> **Task brief**
Using the data below, gather each line that includes the word "this".

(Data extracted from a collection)
-- start --

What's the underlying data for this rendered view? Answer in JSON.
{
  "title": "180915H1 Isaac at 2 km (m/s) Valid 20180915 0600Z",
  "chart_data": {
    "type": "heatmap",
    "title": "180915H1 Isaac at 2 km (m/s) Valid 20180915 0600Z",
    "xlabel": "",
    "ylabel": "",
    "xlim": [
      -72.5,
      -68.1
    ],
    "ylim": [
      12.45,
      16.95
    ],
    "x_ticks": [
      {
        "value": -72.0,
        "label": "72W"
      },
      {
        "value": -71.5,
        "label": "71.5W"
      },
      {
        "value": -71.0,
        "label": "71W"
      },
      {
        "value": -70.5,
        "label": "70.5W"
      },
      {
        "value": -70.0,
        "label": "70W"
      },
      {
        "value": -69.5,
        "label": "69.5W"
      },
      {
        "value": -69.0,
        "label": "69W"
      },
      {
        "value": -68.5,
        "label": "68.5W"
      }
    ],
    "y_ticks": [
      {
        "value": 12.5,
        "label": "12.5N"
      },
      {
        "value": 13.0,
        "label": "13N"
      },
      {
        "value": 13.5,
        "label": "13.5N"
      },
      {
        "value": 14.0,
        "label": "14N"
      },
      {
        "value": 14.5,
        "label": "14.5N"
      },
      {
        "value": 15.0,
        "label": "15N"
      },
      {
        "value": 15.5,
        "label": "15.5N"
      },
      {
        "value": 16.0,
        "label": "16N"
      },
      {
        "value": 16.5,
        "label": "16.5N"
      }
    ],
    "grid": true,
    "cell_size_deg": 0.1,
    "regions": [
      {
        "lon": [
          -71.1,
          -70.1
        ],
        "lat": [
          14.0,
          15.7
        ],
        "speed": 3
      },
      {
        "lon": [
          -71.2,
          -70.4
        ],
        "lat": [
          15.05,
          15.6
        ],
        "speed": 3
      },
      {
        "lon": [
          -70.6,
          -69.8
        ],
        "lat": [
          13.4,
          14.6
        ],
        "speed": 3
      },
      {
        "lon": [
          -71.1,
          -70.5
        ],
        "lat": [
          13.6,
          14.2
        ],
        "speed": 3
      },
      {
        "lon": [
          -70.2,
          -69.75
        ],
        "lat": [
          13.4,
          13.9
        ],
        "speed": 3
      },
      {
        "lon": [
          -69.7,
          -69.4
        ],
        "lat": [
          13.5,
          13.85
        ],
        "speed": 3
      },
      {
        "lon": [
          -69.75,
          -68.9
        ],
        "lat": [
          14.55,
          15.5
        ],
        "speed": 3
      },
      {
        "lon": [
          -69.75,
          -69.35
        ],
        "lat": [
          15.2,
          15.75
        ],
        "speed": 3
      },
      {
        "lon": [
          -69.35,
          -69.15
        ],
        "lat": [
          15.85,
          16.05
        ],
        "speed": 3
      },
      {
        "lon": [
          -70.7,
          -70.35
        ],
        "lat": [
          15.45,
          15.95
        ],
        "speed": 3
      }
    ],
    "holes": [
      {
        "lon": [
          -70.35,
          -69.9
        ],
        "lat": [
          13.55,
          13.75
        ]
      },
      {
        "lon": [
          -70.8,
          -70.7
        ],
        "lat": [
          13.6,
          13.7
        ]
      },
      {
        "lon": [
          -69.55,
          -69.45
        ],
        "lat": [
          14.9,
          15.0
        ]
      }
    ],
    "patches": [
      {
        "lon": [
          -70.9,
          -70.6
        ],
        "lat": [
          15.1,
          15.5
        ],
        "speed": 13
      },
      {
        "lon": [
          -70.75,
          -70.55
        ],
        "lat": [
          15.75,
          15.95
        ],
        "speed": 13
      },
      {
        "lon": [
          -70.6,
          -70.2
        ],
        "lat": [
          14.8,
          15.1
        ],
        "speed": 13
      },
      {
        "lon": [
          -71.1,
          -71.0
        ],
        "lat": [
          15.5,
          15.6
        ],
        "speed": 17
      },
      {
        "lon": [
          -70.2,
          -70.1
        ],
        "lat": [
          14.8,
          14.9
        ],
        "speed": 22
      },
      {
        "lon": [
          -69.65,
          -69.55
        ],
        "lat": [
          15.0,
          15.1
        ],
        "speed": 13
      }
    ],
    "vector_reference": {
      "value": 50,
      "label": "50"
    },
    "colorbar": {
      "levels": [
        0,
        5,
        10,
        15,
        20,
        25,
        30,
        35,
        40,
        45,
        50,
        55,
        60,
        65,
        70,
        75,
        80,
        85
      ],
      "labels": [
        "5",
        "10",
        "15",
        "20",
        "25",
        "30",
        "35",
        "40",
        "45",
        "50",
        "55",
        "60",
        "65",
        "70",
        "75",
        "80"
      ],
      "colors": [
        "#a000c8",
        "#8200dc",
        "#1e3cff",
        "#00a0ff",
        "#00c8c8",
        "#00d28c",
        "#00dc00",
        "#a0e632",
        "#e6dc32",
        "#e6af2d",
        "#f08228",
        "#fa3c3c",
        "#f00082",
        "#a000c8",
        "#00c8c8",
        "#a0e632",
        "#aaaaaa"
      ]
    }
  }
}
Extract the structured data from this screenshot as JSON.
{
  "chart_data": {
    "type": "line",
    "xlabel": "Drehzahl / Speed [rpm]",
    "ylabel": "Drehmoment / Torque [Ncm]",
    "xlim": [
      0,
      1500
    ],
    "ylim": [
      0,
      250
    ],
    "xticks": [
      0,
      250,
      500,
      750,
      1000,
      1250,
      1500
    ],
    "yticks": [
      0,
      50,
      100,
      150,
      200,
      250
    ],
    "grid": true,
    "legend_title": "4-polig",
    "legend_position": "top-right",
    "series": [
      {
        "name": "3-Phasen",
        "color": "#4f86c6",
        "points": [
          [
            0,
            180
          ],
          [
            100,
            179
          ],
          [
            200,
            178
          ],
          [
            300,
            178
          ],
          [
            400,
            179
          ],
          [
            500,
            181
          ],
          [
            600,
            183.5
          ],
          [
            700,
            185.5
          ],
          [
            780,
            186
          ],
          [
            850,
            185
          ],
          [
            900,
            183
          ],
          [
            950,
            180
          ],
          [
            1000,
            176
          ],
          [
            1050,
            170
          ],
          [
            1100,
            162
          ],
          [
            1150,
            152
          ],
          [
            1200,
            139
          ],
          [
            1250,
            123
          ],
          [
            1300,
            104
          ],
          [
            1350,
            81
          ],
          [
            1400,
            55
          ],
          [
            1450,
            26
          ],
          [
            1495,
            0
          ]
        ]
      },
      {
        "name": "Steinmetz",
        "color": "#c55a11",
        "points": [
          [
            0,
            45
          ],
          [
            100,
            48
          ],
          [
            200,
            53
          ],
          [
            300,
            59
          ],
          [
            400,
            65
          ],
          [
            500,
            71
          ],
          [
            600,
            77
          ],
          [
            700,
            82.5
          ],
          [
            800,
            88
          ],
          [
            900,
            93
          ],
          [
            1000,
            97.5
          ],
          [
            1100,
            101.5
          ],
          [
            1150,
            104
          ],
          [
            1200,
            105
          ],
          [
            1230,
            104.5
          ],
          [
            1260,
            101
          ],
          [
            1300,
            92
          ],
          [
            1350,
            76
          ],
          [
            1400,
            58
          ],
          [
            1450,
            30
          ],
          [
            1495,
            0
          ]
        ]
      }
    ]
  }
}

-- end --

> **Expected answer**
What's the underlying data for this rendered view? Answer in JSON.
Extract the structured data from this screenshot as JSON.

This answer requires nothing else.